WHAT YOU NEED TO DO:
Among the lines below, count those with "услуг". Give the total alone.

GIVEN DATA:
##############################

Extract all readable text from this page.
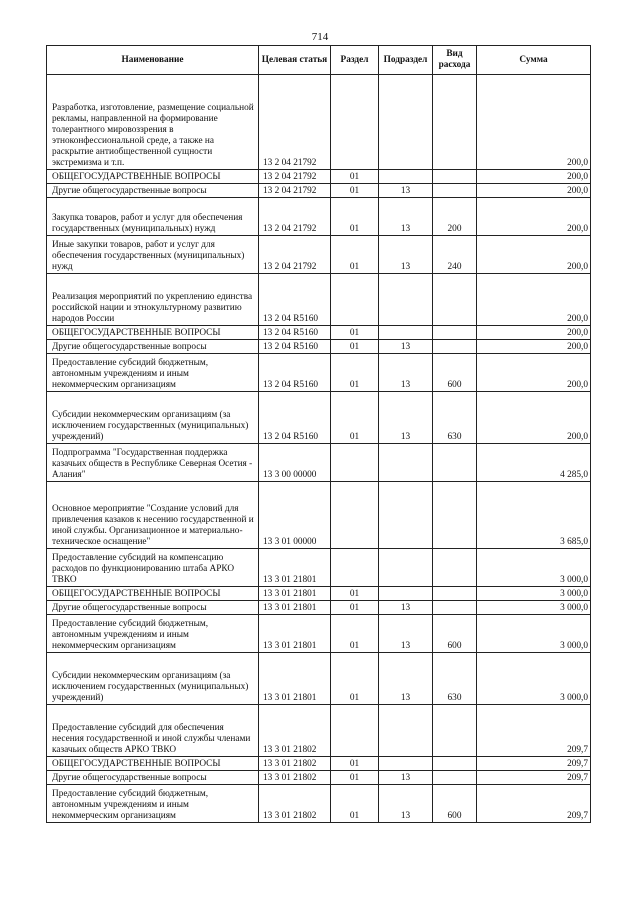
714
Наименование	Целевая статья	Раздел	Подраздел	Вид расхода	Сумма
Разработка, изготовление, размещение социальной рекламы, направленной на формирование толерантного мировоззрения в этноконфессиональной среде, а также на раскрытие антиобщественной сущности экстремизма и т.п.	13 2 04 21792				200,0
ОБЩЕГОСУДАРСТВЕННЫЕ ВОПРОСЫ	13 2 04 21792	01			200,0
Другие общегосударственные вопросы	13 2 04 21792	01	13		200,0
Закупка товаров, работ и услуг для обеспечения государственных (муниципальных) нужд	13 2 04 21792	01	13	200	200,0
Иные закупки товаров, работ и услуг для обеспечения государственных (муниципальных) нужд	13 2 04 21792	01	13	240	200,0
Реализация мероприятий по укреплению единства российской нации и этнокультурному развитию народов России	13 2 04 R5160				200,0
ОБЩЕГОСУДАРСТВЕННЫЕ ВОПРОСЫ	13 2 04 R5160	01			200,0
Другие общегосударственные вопросы	13 2 04 R5160	01	13		200,0
Предоставление субсидий бюджетным, автономным учреждениям и иным некоммерческим организациям	13 2 04 R5160	01	13	600	200,0
Субсидии некоммерческим организациям (за исключением государственных (муниципальных) учреждений)	13 2 04 R5160	01	13	630	200,0
Подпрограмма "Государственная поддержка казачьих обществ в Республике Северная Осетия - Алания"	13 3 00 00000				4 285,0
Основное мероприятие "Создание условий для привлечения казаков к несению государственной и иной службы. Организационное и материально-техническое оснащение"	13 3 01 00000				3 685,0
Предоставление субсидий на компенсацию расходов по функционированию штаба АРКО ТВКО	13 3 01 21801				3 000,0
ОБЩЕГОСУДАРСТВЕННЫЕ ВОПРОСЫ	13 3 01 21801	01			3 000,0
Другие общегосударственные вопросы	13 3 01 21801	01	13		3 000,0
Предоставление субсидий бюджетным, автономным учреждениям и иным некоммерческим организациям	13 3 01 21801	01	13	600	3 000,0
Субсидии некоммерческим организациям (за исключением государственных (муниципальных) учреждений)	13 3 01 21801	01	13	630	3 000,0
Предоставление субсидий для обеспечения несения государственной и иной службы членами казачьих обществ АРКО ТВКО	13 3 01 21802				209,7
ОБЩЕГОСУДАРСТВЕННЫЕ ВОПРОСЫ	13 3 01 21802	01			209,7
Другие общегосударственные вопросы	13 3 01 21802	01	13		209,7
Предоставление субсидий бюджетным, автономным учреждениям и иным некоммерческим организациям	13 3 01 21802	01	13	600	209,7
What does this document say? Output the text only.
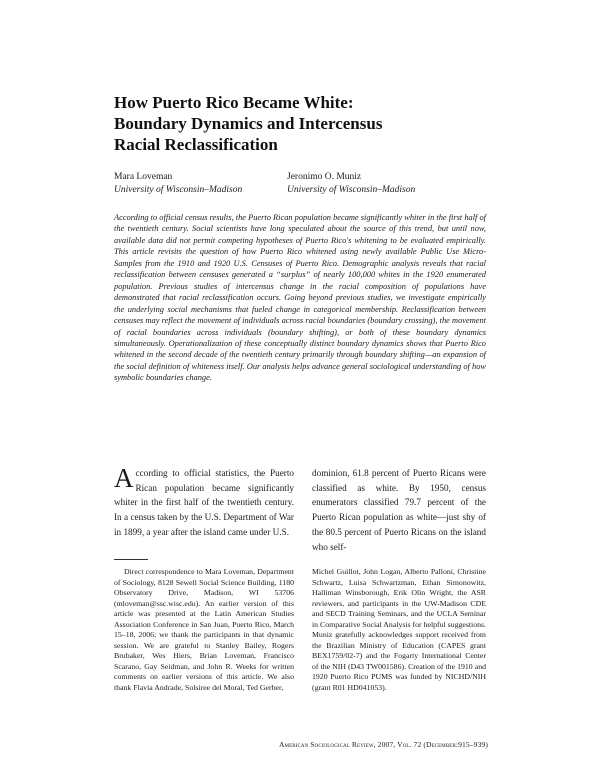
How Puerto Rico Became White:
Boundary Dynamics and Intercensus
Racial Reclassification
Mara Loveman
University of Wisconsin–Madison
Jeronimo O. Muniz
University of Wisconsin–Madison

According to official census results, the Puerto Rican population became significantly whiter in the first half of the twentieth century. Social scientists have long speculated about the source of this trend, but until now, available data did not permit competing hypotheses of Puerto Rico's whitening to be evaluated empirically. This article revisits the question of how Puerto Rico whitened using newly available Public Use Micro-Samples from the 1910 and 1920 U.S. Censuses of Puerto Rico. Demographic analysis reveals that racial reclassification between censuses generated a “surplus” of nearly 100,000 whites in the 1920 enumerated population. Previous studies of intercensus change in the racial composition of populations have demonstrated that racial reclassification occurs. Going beyond previous studies, we investigate empirically the underlying social mechanisms that fueled change in categorical membership. Reclassification between censuses may reflect the movement of individuals across racial boundaries (boundary crossing), the movement of racial boundaries across individuals (boundary shifting), or both of these boundary dynamics simultaneously. Operationalization of these conceptually distinct boundary dynamics shows that Puerto Rico whitened in the second decade of the twentieth century primarily through boundary shifting—an expansion of the social definition of whiteness itself. Our analysis helps advance general sociological understanding of how symbolic boundaries change.

According to official statistics, the Puerto Rican population became significantly whiter in the first half of the twentieth century. In a census taken by the U.S. Department of War in 1899, a year after the island came under U.S.

dominion, 61.8 percent of Puerto Ricans were classified as white. By 1950, census enumerators classified 79.7 percent of the Puerto Rican population as white—just shy of the 80.5 percent of Puerto Ricans on the island who self-

Direct correspondence to Mara Loveman, Department of Sociology, 8128 Sewell Social Science Building, 1180 Observatory Drive, Madison, WI 53706 (mloveman@ssc.wisc.edu). An earlier version of this article was presented at the Latin American Studies Association Conference in San Juan, Puerto Rico, March 15–18, 2006; we thank the participants in that dynamic session. We are grateful to Stanley Bailey, Rogers Brubaker, Wes Hiers, Brian Loveman, Francisco Scarano, Gay Seidman, and John R. Weeks for written comments on earlier versions of this article. We also thank Flavia Andrade, Solsiree del Moral, Ted Gerber,

Michel Guillot, John Logan, Alberto Palloni, Christine Schwartz, Luisa Schwartzman, Ethan Simonowitz, Halliman Winsborough, Erik Olin Wright, the ASR reviewers, and participants in the UW-Madison CDE and SECD Training Seminars, and the UCLA Seminar in Comparative Social Analysis for helpful suggestions. Muniz gratefully acknowledges support received from the Brazilian Ministry of Education (CAPES grant BEX1759/02-7) and the Fogarty International Center of the NIH (D43 TW001586). Creation of the 1910 and 1920 Puerto Rico PUMS was funded by NICHD/NIH (grant R01 HD041053).

American Sociological Review, 2007, Vol. 72 (December:915–939)
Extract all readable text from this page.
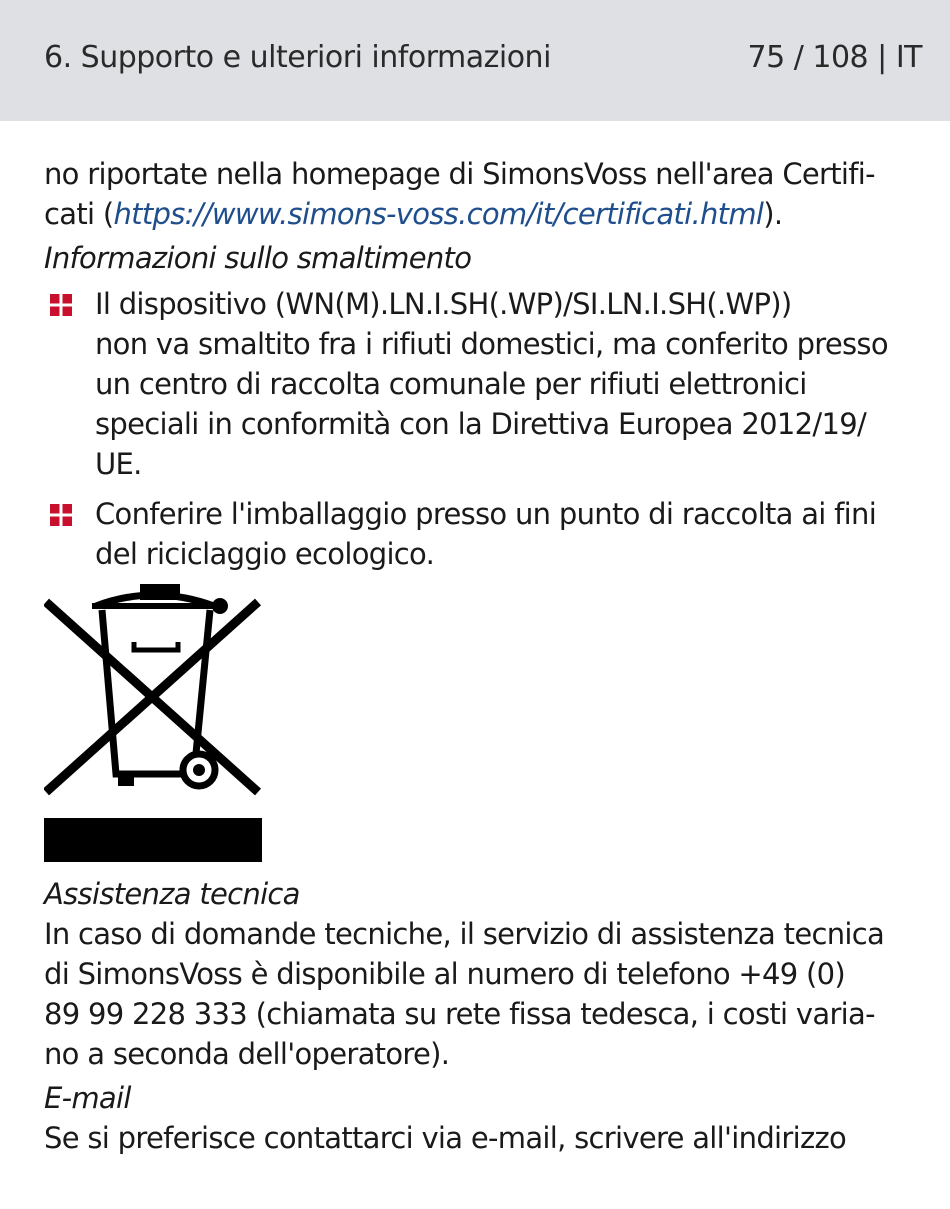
6. Supporto e ulteriori informazioni	75 / 108 | IT
no riportate nella homepage di SimonsVoss nell'area Certifi-
cati (https://www.simons-voss.com/it/certificati.html).
Informazioni sullo smaltimento
Il dispositivo (WN(M).LN.I.SH(.WP)/SI.LN.I.SH(.WP))
non va smaltito fra i rifiuti domestici, ma conferito presso
un centro di raccolta comunale per rifiuti elettronici
speciali in conformità con la Direttiva Europea 2012/19/
UE.
Conferire l'imballaggio presso un punto di raccolta ai fini
del riciclaggio ecologico.
Assistenza tecnica
In caso di domande tecniche, il servizio di assistenza tecnica
di SimonsVoss è disponibile al numero di telefono +49 (0)
89 99 228 333 (chiamata su rete fissa tedesca, i costi varia-
no a seconda dell'operatore).
E-mail
Se si preferisce contattarci via e-mail, scrivere all'indirizzo
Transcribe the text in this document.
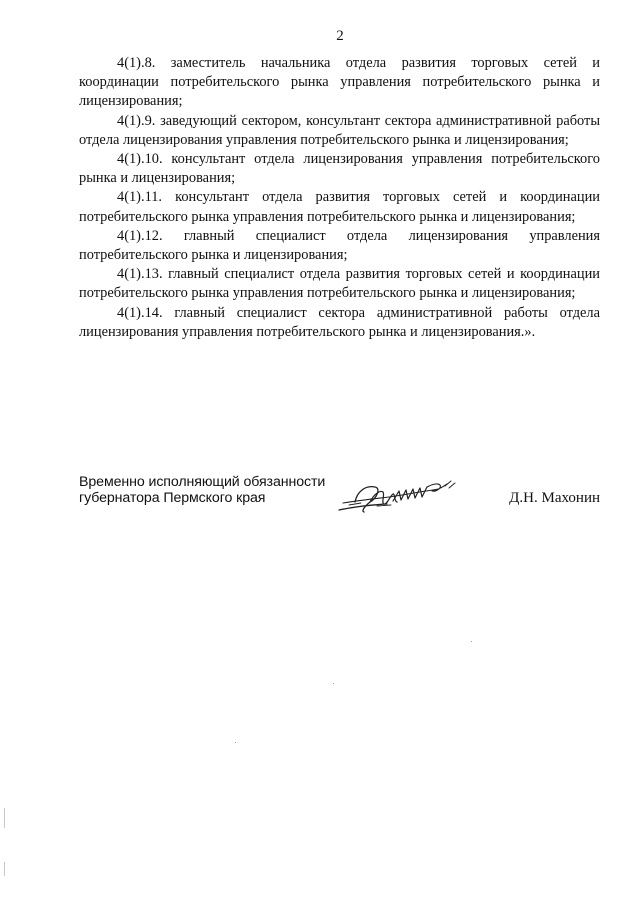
2

4(1).8. заместитель начальника отдела развития торговых сетей и координации потребительского рынка управления потребительского рынка и лицензирования;

4(1).9. заведующий сектором, консультант сектора административной работы отдела лицензирования управления потребительского рынка и лицензирования;

4(1).10. консультант отдела лицензирования управления потребительского рынка и лицензирования;

4(1).11. консультант отдела развития торговых сетей и координации потребительского рынка управления потребительского рынка и лицензирования;

4(1).12. главный специалист отдела лицензирования управления потребительского рынка и лицензирования;

4(1).13. главный специалист отдела развития торговых сетей и координации потребительского рынка управления потребительского рынка и лицензирования;

4(1).14. главный специалист сектора административной работы отдела лицензирования управления потребительского рынка и лицензирования.».

Временно исполняющий обязанности
губернатора Пермского края	Д.Н. Махонин
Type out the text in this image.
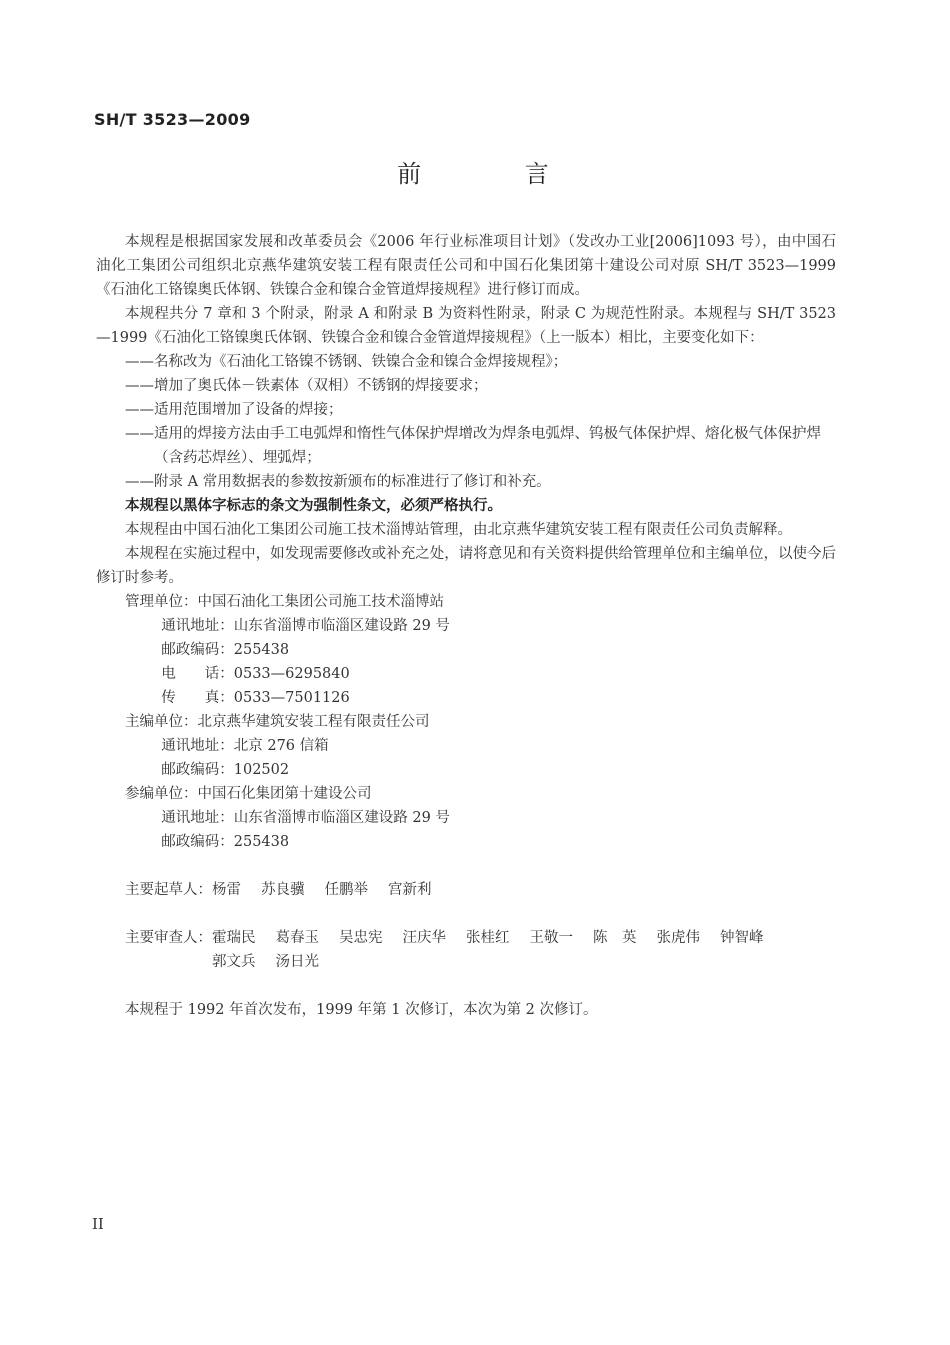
SH/T 3523—2009
前 言

本规程是根据国家发展和改革委员会《2006 年行业标准项目计划》（发改办工业[2006]1093 号），由中国石油化工集团公司组织北京燕华建筑安装工程有限责任公司和中国石化集团第十建设公司对原 SH/T 3523—1999《石油化工铬镍奥氏体钢、铁镍合金和镍合金管道焊接规程》进行修订而成。

本规程共分 7 章和 3 个附录，附录 A 和附录 B 为资料性附录，附录 C 为规范性附录。本规程与 SH/T 3523—1999《石油化工铬镍奥氏体钢、铁镍合金和镍合金管道焊接规程》（上一版本）相比，主要变化如下：

——名称改为《石油化工铬镍不锈钢、铁镍合金和镍合金焊接规程》；

——增加了奥氏体－铁素体（双相）不锈钢的焊接要求；

——适用范围增加了设备的焊接；

——适用的焊接方法由手工电弧焊和惰性气体保护焊增改为焊条电弧焊、钨极气体保护焊、熔化极气体保护焊（含药芯焊丝）、埋弧焊；

——附录 A 常用数据表的参数按新颁布的标准进行了修订和补充。

本规程以黑体字标志的条文为强制性条文，必须严格执行。

本规程由中国石油化工集团公司施工技术淄博站管理，由北京燕华建筑安装工程有限责任公司负责解释。

本规程在实施过程中，如发现需要修改或补充之处，请将意见和有关资料提供给管理单位和主编单位，以使今后修订时参考。

管理单位：中国石油化工集团公司施工技术淄博站

通讯地址：山东省淄博市临淄区建设路 29 号

邮政编码：255438

电　　话：0533—6295840

传　　真：0533—7501126

主编单位：北京燕华建筑安装工程有限责任公司

通讯地址：北京 276 信箱

邮政编码：102502

参编单位：中国石化集团第十建设公司

通讯地址：山东省淄博市临淄区建设路 29 号

邮政编码：255438

主要起草人： 杨雷 苏良骥 任鹏举 宫新利
主要审查人： 霍瑞民 葛春玉 吴忠宪 汪庆华 张桂红 王敬一 陈　英 张虎伟 钟智峰
郭文兵 汤日光

本规程于 1992 年首次发布，1999 年第 1 次修订，本次为第 2 次修订。

II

##############################

RIGHT ANSWER:
2